# Source extract:
An IAAF statement yesterday said the organisation had started its research at a meeting in Rome on July 13 where South African Pistorius, a double amputee who runs with carbon fibre blades fitted to his legs, competed against able-bodied athletes.
"Video analysis was made of Oscar and the other runners by a team from the Sports Science Institute of the Italian Olympic Committee," the statement said.
"As a result of these initial findings, it has been agreed that the IAAF will fund further laboratory research to investigate and define the properties of Oscar's prosthetic blades."
The statement said the research would be led by "one of the world's leading independent experts in athletics biomechanics", Peter Bruggeman of the Institute of Biomechanics at the German Sport University of Cologne.
The analysis is expected to take three weeks but it will not be done before October.
IAAF president Lamine Diack gave the process a guarded blessing.

# Records provided:

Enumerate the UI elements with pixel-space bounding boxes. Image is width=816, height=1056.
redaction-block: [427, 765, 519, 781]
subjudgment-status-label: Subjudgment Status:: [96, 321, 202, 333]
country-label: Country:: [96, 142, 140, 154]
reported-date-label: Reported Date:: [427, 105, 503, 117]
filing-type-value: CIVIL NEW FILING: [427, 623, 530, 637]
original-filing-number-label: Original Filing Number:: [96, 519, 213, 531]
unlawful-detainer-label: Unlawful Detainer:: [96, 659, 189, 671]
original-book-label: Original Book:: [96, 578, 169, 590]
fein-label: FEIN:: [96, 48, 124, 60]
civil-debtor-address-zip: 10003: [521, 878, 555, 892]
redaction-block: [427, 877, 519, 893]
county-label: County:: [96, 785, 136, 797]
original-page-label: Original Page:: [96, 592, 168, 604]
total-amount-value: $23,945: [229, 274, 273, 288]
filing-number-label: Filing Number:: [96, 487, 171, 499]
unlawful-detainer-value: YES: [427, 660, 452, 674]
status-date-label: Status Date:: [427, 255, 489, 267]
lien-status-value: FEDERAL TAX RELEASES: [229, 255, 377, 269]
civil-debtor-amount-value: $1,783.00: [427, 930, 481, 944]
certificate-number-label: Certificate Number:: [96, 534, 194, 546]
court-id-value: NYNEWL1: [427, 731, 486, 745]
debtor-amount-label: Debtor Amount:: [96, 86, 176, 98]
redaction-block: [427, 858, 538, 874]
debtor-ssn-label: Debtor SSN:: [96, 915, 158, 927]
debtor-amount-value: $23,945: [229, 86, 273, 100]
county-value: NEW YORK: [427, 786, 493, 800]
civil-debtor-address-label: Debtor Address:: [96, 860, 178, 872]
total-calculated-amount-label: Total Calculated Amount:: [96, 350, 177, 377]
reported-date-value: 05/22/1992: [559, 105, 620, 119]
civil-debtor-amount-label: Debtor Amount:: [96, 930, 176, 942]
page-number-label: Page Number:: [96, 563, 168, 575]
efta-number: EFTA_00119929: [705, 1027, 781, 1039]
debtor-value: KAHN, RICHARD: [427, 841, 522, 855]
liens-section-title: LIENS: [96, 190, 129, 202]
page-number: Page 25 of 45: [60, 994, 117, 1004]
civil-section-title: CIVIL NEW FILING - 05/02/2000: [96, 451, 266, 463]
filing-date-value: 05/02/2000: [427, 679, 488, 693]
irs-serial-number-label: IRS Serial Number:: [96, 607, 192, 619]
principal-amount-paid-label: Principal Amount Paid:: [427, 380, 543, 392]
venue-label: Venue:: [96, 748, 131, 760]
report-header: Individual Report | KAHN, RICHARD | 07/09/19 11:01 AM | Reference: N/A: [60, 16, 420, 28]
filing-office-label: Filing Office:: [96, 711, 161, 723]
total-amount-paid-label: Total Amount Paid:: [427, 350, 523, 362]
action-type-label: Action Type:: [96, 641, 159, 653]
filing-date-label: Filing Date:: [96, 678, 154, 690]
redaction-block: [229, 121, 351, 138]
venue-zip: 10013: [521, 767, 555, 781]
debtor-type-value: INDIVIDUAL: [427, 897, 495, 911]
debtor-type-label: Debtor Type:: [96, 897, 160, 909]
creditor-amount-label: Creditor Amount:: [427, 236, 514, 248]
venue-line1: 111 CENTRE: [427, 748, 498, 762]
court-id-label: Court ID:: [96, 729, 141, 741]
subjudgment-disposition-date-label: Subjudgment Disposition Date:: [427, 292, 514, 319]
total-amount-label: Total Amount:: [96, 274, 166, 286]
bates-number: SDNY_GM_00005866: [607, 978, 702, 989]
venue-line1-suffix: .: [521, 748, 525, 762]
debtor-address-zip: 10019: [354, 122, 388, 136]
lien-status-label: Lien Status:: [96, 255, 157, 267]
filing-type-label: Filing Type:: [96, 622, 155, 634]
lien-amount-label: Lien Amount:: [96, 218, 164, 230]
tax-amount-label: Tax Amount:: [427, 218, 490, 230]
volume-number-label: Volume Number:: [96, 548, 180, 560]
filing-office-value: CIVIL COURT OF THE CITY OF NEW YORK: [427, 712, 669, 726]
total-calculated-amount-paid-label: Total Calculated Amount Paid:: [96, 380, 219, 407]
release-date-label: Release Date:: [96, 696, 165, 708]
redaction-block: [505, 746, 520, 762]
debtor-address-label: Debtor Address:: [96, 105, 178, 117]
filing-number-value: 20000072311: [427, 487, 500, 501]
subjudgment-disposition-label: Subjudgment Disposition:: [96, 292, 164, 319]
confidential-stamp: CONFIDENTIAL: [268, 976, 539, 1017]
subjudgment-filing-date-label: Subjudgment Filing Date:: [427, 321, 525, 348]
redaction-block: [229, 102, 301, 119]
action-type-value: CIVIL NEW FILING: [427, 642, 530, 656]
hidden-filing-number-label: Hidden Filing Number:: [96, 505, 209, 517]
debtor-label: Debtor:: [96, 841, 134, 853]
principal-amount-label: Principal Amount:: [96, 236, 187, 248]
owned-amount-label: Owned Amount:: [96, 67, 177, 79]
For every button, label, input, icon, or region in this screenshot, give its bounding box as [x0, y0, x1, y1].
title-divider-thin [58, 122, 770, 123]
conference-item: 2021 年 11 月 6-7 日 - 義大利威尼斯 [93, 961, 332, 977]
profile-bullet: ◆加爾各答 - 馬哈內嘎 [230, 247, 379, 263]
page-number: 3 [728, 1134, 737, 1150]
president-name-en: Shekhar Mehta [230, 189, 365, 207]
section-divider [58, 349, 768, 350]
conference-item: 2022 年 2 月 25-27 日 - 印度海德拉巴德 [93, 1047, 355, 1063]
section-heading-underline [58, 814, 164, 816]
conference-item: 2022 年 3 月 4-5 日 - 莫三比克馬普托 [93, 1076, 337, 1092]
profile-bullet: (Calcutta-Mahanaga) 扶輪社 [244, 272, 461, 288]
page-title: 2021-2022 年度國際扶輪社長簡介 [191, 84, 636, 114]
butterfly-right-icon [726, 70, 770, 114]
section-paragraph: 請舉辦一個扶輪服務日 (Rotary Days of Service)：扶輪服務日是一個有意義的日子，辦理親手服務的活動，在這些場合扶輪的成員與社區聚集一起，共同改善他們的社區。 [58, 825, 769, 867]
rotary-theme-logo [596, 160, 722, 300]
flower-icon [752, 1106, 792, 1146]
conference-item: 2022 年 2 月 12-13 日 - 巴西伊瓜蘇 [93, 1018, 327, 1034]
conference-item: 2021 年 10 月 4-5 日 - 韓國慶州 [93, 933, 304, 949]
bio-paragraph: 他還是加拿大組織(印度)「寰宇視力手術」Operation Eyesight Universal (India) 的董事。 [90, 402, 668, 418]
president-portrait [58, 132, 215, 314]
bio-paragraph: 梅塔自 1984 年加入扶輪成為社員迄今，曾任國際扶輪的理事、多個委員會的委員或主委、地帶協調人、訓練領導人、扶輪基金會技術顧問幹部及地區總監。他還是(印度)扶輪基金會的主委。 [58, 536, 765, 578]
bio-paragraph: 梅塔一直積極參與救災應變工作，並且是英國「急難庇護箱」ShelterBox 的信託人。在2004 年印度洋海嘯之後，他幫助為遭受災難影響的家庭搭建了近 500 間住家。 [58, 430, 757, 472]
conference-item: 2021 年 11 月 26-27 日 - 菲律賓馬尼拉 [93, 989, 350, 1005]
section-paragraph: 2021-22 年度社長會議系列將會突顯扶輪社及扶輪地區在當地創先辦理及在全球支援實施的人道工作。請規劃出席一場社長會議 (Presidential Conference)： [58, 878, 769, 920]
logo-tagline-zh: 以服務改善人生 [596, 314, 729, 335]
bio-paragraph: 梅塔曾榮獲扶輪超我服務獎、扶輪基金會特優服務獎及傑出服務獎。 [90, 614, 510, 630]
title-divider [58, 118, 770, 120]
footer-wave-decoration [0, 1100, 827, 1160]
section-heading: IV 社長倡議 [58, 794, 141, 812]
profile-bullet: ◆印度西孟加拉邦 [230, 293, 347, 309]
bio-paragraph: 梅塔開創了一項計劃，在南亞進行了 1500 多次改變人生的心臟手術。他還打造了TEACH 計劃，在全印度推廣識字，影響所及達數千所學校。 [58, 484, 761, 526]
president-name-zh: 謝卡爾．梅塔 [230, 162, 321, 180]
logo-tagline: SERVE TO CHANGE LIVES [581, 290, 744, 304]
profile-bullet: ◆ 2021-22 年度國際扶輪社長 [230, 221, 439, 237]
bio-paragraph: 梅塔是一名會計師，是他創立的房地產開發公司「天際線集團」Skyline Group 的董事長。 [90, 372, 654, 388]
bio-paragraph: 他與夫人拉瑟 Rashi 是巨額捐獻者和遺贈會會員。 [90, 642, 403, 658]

# Problems to work on:
1. In the report on Oscar Pistorius's blades, retype the passage starting with "An IAAF statement" and going on through "against able-bodied athletes.".
2. Translate this sentence from the report on Oscar Pistorius's blades into Spanish: "The analysis is expected to take three weeks but it will not be done before October."
You can complete this work without the entries.

# Results in order:
1.
An IAAF statement yesterday said the organisation had started its research at a meeting in Rome on July 13 where South African Pistorius, a double amputee who runs with carbon fibre blades fitted to his legs, competed against able-bodied athletes.

2. Se espera que el análisis dure tres semanas, pero no se realizará antes de octubre.